> _EXERCISE PROMPT_:
State how many lines of the entries hold the string "WARNING", and output nothing but that count.

> _DATASET ENTRIES_:
┏━━
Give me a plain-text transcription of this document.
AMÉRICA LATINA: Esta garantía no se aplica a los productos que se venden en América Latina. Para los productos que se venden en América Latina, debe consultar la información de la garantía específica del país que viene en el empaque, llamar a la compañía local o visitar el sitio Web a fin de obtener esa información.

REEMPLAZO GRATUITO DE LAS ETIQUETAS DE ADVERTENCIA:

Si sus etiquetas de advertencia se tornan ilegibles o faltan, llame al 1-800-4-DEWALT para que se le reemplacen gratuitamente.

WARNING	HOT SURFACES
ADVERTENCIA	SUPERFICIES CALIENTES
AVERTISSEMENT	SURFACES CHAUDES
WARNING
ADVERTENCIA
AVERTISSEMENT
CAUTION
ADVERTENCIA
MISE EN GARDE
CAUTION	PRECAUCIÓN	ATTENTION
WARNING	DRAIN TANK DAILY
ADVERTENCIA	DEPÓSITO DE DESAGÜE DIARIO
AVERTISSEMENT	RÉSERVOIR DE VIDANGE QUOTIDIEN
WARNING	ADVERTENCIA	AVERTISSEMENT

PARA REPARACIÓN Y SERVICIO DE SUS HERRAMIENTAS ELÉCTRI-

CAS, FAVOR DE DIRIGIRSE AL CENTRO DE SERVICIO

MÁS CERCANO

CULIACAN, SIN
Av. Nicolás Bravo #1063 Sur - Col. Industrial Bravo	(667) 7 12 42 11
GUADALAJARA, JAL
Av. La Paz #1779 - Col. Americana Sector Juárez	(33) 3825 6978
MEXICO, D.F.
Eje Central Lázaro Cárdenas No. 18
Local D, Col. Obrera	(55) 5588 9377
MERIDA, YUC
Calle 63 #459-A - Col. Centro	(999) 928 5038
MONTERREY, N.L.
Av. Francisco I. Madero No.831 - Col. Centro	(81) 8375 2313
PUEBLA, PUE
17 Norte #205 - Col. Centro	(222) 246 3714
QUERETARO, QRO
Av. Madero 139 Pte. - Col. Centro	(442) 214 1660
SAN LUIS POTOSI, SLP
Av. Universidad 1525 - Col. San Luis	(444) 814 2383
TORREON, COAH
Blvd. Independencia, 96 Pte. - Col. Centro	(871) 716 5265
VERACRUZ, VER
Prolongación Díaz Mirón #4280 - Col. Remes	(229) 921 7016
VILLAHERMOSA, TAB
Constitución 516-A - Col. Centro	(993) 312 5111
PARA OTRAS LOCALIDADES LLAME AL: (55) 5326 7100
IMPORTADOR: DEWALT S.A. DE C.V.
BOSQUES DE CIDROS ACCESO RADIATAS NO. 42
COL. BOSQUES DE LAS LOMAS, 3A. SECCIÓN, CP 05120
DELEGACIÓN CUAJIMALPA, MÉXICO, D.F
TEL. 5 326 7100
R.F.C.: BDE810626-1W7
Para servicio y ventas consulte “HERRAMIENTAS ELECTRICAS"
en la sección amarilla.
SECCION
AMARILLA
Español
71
┗━━
> _REPLY TO THE EXERCISE_:
4